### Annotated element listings
☆ ☆ ☆ ☆ ☆

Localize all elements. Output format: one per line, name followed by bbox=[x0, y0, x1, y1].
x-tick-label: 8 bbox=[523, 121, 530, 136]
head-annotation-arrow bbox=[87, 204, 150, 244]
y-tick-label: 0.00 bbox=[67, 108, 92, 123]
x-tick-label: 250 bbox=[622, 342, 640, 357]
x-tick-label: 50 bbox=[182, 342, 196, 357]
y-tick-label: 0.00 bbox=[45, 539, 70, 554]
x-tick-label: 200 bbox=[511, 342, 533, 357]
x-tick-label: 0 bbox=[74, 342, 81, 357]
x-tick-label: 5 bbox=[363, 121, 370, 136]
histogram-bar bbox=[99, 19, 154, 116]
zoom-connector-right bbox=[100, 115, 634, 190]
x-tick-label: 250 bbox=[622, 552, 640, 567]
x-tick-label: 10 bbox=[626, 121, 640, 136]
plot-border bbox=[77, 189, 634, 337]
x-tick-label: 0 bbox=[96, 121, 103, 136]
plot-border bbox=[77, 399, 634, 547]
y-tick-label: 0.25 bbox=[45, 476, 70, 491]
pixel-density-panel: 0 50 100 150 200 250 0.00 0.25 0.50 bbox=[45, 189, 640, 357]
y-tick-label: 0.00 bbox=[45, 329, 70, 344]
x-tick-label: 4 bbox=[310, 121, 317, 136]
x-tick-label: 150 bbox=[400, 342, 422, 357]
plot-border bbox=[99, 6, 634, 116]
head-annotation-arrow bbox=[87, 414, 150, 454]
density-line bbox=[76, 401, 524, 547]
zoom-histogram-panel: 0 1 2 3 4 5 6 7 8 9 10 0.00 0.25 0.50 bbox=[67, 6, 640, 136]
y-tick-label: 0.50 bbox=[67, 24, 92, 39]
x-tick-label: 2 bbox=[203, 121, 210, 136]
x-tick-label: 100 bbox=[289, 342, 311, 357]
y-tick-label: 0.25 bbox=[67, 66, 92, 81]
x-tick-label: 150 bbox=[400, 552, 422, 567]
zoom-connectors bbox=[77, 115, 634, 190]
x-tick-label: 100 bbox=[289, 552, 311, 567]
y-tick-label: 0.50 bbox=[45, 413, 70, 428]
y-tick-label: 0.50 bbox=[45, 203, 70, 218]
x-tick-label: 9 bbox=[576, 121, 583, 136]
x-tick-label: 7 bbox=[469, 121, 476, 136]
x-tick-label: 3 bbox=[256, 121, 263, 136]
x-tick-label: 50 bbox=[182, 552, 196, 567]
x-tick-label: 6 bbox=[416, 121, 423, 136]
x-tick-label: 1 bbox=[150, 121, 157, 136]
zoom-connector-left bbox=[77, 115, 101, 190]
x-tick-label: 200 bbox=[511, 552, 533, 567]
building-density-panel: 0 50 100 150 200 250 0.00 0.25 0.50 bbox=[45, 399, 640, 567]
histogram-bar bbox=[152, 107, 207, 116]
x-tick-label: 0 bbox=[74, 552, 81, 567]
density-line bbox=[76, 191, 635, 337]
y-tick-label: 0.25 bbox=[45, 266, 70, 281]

☆ ☆ ☆ ☆ ☆

### Task requirements
Can you recast all the lines above as a Markdown table with the columns Row and Line, numbering each row and leaving out any blank lines?

### Result
| Row | Line |
|---|---|
| 1 | Localize all elements. Output format: one per line, name followed by bbox=[x0, y0, x1, y1]. |
| 2 | x-tick-label: 8 bbox=[523, 121, 530, 136] |
| 3 | head-annotation-arrow bbox=[87, 204, 150, 244] |
| 4 | y-tick-label: 0.00 bbox=[67, 108, 92, 123] |
| 5 | x-tick-label: 250 bbox=[622, 342, 640, 357] |
| 6 | x-tick-label: 50 bbox=[182, 342, 196, 357] |
| 7 | y-tick-label: 0.00 bbox=[45, 539, 70, 554] |
| 8 | x-tick-label: 200 bbox=[511, 342, 533, 357] |
| 9 | x-tick-label: 0 bbox=[74, 342, 81, 357] |
| 10 | x-tick-label: 5 bbox=[363, 121, 370, 136] |
| 11 | histogram-bar bbox=[99, 19, 154, 116] |
| 12 | zoom-connector-right bbox=[100, 115, 634, 190] |
| 13 | x-tick-label: 250 bbox=[622, 552, 640, 567] |
| 14 | x-tick-label: 10 bbox=[626, 121, 640, 136] |
| 15 | plot-border bbox=[77, 189, 634, 337] |
| 16 | x-tick-label: 0 bbox=[96, 121, 103, 136] |
| 17 | plot-border bbox=[77, 399, 634, 547] |
| 18 | y-tick-label: 0.25 bbox=[45, 476, 70, 491] |
| 19 | pixel-density-panel: 0 50 100 150 200 250 0.00 0.25 0.50 bbox=[45, 189, 640, 357] |
| 20 | y-tick-label: 0.00 bbox=[45, 329, 70, 344] |
| 21 | x-tick-label: 4 bbox=[310, 121, 317, 136] |
| 22 | x-tick-label: 150 bbox=[400, 342, 422, 357] |
| 23 | plot-border bbox=[99, 6, 634, 116] |
| 24 | head-annotation-arrow bbox=[87, 414, 150, 454] |
| 25 | density-line bbox=[76, 401, 524, 547] |
| 26 | zoom-histogram-panel: 0 1 2 3 4 5 6 7 8 9 10 0.00 0.25 0.50 bbox=[67, 6, 640, 136] |
| 27 | y-tick-label: 0.50 bbox=[67, 24, 92, 39] |
| 28 | x-tick-label: 2 bbox=[203, 121, 210, 136] |
| 29 | x-tick-label: 100 bbox=[289, 342, 311, 357] |
| 30 | y-tick-label: 0.25 bbox=[67, 66, 92, 81] |
| 31 | x-tick-label: 150 bbox=[400, 552, 422, 567] |
| 32 | zoom-connectors bbox=[77, 115, 634, 190] |
| 33 | x-tick-label: 100 bbox=[289, 552, 311, 567] |
| 34 | y-tick-label: 0.50 bbox=[45, 413, 70, 428] |
| 35 | y-tick-label: 0.50 bbox=[45, 203, 70, 218] |
| 36 | x-tick-label: 9 bbox=[576, 121, 583, 136] |
| 37 | x-tick-label: 7 bbox=[469, 121, 476, 136] |
| 38 | x-tick-label: 3 bbox=[256, 121, 263, 136] |
| 39 | x-tick-label: 50 bbox=[182, 552, 196, 567] |
| 40 | x-tick-label: 6 bbox=[416, 121, 423, 136] |
| 41 | x-tick-label: 1 bbox=[150, 121, 157, 136] |
| 42 | zoom-connector-left bbox=[77, 115, 101, 190] |
| 43 | x-tick-label: 200 bbox=[511, 552, 533, 567] |
| 44 | building-density-panel: 0 50 100 150 200 250 0.00 0.25 0.50 bbox=[45, 399, 640, 567] |
| 45 | histogram-bar bbox=[152, 107, 207, 116] |
| 46 | x-tick-label: 0 bbox=[74, 552, 81, 567] |
| 47 | density-line bbox=[76, 191, 635, 337] |
| 48 | y-tick-label: 0.25 bbox=[45, 266, 70, 281] |